> [Objective] Return each line containing the string "color".
---+---
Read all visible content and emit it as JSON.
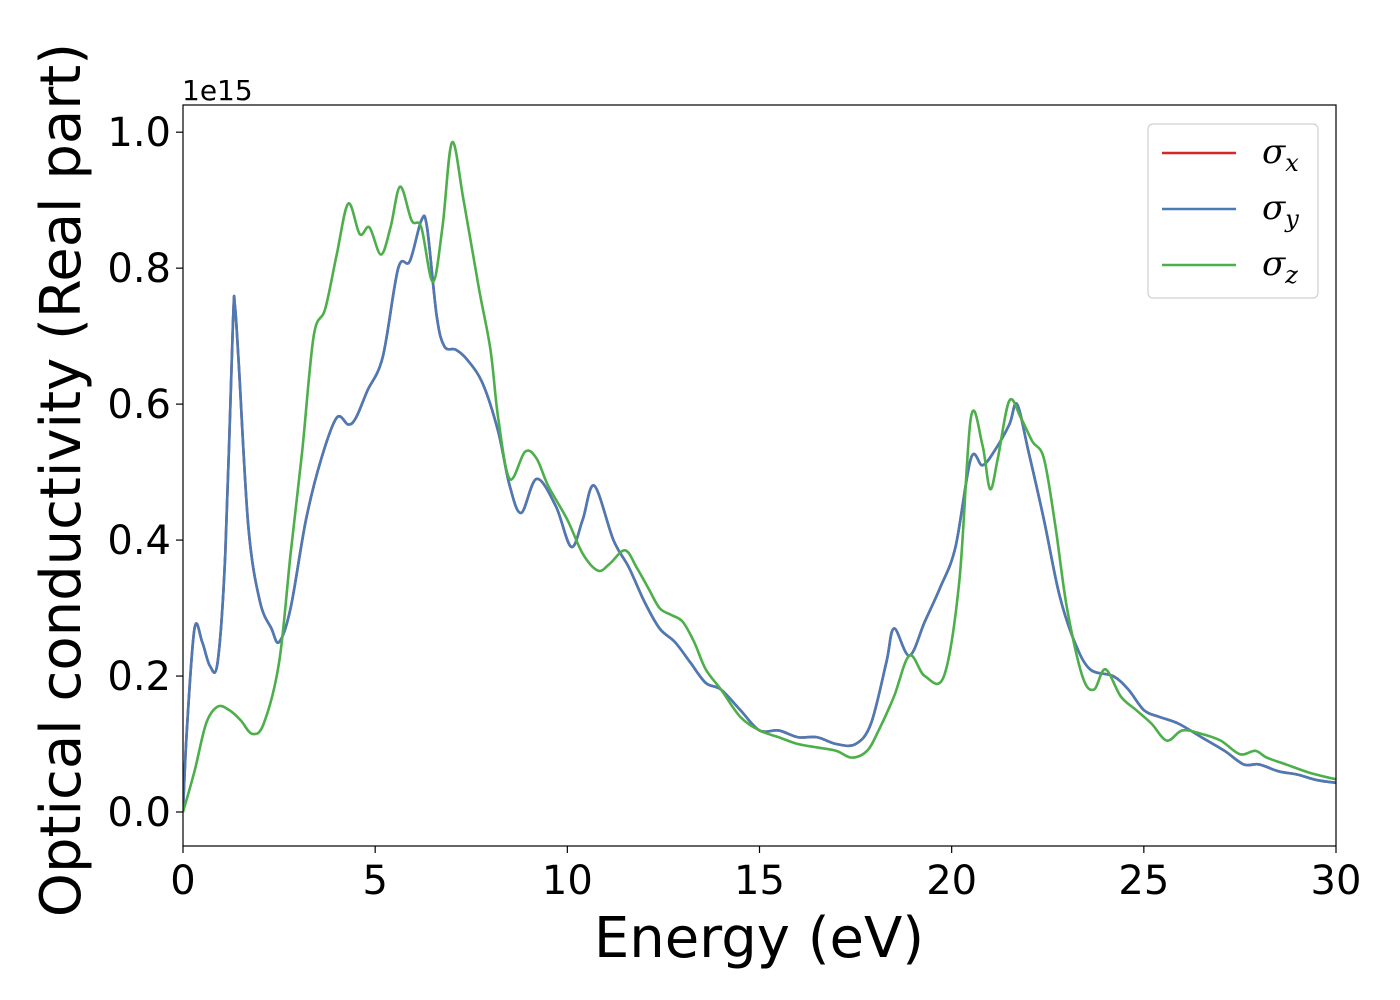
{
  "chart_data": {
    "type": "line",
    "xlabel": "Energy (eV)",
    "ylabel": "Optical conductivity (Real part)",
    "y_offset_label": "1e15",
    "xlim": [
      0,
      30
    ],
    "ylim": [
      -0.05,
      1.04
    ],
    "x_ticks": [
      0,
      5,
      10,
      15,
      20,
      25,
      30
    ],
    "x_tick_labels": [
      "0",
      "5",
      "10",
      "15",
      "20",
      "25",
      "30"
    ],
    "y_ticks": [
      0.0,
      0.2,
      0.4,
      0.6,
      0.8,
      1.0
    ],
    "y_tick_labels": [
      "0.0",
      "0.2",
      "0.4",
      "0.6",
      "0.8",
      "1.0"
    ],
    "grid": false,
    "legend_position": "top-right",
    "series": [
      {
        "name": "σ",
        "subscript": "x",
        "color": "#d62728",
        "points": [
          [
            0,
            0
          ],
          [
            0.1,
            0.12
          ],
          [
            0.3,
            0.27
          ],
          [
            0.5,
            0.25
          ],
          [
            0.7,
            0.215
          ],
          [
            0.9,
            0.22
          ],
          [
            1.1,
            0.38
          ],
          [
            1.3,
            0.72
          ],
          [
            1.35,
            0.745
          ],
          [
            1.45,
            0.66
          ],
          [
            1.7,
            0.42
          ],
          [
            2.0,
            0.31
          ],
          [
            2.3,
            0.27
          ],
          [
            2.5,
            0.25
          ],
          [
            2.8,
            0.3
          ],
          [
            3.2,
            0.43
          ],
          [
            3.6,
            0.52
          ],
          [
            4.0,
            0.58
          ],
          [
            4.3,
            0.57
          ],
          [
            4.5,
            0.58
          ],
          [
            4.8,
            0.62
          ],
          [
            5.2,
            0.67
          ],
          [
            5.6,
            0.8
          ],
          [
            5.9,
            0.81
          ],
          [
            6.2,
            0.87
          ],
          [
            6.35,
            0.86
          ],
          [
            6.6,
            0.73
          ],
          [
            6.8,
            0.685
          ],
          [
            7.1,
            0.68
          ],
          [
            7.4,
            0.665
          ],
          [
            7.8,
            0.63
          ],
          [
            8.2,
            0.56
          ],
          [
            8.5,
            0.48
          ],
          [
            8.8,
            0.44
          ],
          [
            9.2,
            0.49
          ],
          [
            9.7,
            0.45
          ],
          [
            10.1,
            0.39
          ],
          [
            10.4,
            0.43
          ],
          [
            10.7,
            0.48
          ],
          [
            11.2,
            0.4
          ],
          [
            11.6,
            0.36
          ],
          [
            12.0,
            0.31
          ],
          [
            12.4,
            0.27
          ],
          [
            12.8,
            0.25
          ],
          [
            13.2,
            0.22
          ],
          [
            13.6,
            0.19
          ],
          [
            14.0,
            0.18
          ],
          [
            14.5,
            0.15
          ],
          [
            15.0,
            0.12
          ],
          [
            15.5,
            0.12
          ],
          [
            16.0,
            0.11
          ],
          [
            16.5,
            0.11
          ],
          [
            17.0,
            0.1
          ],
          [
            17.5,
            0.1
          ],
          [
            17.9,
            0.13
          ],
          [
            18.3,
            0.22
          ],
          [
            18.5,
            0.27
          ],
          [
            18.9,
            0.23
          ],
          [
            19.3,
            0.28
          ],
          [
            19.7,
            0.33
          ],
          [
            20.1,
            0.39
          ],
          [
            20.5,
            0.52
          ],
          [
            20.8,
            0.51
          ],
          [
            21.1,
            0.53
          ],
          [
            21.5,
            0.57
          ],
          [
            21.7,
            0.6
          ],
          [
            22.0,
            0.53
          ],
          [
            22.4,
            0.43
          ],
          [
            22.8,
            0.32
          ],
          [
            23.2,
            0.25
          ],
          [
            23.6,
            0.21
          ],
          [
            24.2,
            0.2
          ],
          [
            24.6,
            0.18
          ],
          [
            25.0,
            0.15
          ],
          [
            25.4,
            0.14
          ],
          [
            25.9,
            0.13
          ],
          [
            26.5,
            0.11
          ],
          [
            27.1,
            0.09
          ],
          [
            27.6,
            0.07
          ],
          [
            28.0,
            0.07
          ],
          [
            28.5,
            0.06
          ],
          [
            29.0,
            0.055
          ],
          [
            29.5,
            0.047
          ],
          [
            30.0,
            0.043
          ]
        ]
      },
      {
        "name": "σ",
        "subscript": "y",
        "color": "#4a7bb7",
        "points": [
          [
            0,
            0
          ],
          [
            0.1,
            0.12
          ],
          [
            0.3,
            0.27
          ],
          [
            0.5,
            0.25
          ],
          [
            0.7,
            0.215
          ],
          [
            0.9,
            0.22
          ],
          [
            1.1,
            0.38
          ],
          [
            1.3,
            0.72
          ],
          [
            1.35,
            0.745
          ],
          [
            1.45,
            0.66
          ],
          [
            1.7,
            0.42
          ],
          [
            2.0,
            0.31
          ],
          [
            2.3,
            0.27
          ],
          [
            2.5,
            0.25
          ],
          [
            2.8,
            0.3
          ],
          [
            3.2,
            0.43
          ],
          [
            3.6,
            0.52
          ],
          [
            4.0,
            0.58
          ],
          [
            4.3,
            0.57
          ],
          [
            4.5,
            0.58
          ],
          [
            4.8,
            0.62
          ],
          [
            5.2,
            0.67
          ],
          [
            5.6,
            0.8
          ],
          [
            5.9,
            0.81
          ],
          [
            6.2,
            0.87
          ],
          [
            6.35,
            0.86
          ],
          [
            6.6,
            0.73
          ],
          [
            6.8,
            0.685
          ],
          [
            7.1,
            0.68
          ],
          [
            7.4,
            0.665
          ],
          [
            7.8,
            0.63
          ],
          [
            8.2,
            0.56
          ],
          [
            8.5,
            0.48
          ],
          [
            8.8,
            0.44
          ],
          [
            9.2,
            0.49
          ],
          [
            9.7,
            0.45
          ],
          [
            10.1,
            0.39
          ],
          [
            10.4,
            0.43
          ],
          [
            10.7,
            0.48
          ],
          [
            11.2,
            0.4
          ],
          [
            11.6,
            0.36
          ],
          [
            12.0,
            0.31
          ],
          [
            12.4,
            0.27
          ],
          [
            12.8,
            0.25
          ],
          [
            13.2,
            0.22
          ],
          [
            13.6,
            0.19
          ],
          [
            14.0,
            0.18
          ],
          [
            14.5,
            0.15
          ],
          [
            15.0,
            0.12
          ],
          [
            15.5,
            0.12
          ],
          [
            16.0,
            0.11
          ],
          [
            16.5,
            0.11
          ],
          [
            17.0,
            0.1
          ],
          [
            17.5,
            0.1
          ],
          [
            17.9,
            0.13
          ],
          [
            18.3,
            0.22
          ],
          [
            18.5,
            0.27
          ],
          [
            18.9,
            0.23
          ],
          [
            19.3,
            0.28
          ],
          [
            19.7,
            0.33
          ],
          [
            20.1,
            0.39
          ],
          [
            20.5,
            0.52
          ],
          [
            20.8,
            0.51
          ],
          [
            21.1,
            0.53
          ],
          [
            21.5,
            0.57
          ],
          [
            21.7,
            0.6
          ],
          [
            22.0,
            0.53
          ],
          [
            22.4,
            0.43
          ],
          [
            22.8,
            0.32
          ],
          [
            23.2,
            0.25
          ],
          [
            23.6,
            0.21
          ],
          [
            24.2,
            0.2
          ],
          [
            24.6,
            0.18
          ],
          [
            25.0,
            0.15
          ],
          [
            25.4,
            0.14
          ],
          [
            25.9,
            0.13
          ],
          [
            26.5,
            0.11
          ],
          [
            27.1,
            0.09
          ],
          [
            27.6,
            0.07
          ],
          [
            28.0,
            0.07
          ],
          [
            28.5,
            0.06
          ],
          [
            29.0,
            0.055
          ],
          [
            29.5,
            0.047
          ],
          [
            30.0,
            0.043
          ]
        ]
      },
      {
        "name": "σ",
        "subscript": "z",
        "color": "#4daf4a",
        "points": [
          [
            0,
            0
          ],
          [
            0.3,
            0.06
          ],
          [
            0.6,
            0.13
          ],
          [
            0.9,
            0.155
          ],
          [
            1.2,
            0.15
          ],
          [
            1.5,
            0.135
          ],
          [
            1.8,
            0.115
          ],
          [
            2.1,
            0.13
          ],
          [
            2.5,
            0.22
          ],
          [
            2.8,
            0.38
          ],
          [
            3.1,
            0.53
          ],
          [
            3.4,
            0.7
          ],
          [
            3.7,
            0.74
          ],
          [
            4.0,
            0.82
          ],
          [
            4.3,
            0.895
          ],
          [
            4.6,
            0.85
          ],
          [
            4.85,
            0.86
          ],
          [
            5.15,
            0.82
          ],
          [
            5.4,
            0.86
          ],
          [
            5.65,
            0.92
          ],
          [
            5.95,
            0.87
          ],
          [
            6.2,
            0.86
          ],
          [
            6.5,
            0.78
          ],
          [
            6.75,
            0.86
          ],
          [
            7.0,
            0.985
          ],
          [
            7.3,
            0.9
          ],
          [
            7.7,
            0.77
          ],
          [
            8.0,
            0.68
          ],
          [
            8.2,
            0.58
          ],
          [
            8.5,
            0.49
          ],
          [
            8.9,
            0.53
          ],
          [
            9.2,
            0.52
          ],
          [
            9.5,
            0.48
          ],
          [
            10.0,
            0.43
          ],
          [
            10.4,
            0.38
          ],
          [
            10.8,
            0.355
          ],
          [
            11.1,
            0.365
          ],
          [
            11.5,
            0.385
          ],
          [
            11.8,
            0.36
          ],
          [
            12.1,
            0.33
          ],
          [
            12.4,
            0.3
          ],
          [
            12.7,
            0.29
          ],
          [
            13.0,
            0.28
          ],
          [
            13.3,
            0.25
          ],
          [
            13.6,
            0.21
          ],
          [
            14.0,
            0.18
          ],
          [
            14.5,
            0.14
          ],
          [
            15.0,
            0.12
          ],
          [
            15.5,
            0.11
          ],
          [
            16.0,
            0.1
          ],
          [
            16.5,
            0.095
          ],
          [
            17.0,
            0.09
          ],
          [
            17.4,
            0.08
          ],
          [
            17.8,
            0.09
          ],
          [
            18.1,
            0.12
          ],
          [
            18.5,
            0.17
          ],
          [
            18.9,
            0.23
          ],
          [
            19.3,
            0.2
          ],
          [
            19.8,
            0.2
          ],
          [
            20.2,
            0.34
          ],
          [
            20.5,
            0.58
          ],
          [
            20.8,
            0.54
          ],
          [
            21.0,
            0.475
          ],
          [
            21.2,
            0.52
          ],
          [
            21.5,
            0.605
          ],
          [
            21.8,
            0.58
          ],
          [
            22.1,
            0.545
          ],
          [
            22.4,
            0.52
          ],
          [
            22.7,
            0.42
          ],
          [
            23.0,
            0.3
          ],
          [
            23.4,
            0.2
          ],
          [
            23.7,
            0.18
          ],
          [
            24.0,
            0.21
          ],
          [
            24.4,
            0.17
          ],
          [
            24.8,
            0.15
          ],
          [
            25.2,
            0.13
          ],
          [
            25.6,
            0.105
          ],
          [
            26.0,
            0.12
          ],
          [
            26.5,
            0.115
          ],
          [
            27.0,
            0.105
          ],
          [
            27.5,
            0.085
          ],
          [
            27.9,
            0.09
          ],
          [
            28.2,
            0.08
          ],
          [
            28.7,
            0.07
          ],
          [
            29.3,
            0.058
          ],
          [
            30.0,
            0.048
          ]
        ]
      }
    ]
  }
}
---+---
> [Output for this task]
        "color": "#d62728",
        "color": "#4a7bb7",
        "color": "#4daf4a",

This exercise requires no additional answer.